— DATASET ROWS —

┄┄┄┄┄┄

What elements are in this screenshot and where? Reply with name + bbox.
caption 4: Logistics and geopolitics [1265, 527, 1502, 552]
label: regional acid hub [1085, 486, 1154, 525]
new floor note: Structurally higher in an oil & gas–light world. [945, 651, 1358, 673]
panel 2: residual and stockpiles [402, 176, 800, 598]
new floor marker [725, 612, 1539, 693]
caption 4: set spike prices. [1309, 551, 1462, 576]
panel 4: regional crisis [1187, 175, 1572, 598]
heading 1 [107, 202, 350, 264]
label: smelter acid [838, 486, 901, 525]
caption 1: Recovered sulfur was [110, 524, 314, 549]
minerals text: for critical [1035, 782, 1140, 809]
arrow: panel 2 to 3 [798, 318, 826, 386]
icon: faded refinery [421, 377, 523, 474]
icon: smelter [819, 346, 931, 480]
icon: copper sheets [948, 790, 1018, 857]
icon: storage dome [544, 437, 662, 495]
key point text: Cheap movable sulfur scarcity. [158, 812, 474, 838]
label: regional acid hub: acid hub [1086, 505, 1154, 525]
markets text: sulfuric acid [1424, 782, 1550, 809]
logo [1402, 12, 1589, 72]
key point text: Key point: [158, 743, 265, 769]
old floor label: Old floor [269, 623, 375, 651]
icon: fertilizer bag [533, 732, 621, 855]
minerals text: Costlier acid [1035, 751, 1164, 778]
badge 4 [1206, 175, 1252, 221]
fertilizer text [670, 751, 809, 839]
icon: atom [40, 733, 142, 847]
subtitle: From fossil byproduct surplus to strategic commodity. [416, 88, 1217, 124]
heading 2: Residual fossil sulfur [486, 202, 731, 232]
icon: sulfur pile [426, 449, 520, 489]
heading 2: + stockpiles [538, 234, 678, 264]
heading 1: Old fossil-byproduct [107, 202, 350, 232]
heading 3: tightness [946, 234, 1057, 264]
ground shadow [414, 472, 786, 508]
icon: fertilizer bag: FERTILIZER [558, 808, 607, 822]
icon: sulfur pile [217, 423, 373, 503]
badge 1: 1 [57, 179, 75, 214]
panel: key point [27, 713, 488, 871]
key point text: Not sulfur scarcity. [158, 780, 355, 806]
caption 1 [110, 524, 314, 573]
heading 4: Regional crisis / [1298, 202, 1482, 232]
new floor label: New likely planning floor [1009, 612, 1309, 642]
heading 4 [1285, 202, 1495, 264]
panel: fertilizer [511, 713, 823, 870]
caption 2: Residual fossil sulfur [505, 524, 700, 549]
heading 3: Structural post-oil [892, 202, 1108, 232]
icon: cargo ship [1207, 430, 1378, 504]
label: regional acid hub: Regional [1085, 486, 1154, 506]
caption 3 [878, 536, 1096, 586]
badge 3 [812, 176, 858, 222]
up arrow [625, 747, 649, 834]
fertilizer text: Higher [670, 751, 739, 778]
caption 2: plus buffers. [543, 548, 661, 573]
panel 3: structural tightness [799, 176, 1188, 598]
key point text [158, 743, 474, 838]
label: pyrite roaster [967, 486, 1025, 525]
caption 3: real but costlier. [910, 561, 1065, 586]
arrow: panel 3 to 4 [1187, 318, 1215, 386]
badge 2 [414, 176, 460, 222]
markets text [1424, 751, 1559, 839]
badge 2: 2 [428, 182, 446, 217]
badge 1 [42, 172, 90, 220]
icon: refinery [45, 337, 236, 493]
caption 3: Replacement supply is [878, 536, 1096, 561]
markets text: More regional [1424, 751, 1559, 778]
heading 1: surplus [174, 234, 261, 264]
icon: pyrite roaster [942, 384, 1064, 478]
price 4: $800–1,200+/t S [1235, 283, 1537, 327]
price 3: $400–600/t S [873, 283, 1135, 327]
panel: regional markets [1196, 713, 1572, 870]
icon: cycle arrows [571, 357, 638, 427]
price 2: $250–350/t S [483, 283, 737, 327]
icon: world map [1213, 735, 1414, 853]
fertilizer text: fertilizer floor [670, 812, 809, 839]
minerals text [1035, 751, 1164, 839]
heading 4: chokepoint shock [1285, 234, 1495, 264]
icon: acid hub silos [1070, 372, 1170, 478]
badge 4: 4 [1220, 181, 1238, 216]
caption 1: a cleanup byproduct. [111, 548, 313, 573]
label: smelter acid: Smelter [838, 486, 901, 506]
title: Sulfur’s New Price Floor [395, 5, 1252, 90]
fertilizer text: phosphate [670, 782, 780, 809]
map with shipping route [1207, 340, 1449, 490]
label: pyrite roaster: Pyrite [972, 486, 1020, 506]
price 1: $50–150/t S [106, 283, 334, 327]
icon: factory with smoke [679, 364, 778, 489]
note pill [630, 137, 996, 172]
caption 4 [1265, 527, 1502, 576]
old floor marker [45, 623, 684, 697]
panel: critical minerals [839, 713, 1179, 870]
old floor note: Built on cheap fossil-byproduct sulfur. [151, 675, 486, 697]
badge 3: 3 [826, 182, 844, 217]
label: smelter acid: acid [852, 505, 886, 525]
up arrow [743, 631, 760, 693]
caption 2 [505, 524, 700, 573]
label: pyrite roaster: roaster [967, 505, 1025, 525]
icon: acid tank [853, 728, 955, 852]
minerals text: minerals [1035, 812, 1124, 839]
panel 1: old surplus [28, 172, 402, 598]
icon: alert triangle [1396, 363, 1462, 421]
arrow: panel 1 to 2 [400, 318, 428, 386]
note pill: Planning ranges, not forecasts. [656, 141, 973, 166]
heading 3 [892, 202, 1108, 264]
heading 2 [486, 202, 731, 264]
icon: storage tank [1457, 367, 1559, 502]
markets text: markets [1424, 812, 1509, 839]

┄┄┄┄┄┄

— DIRECTIONS FOR THIS TASK —
Can you pull out every line of the listing that contains the string "badge", treating uppercase and lowercase as different?

— TASK OUTPUT —
badge 4 [1206, 175, 1252, 221]
badge 1: 1 [57, 179, 75, 214]
badge 3 [812, 176, 858, 222]
badge 2 [414, 176, 460, 222]
badge 2: 2 [428, 182, 446, 217]
badge 1 [42, 172, 90, 220]
badge 4: 4 [1220, 181, 1238, 216]
badge 3: 3 [826, 182, 844, 217]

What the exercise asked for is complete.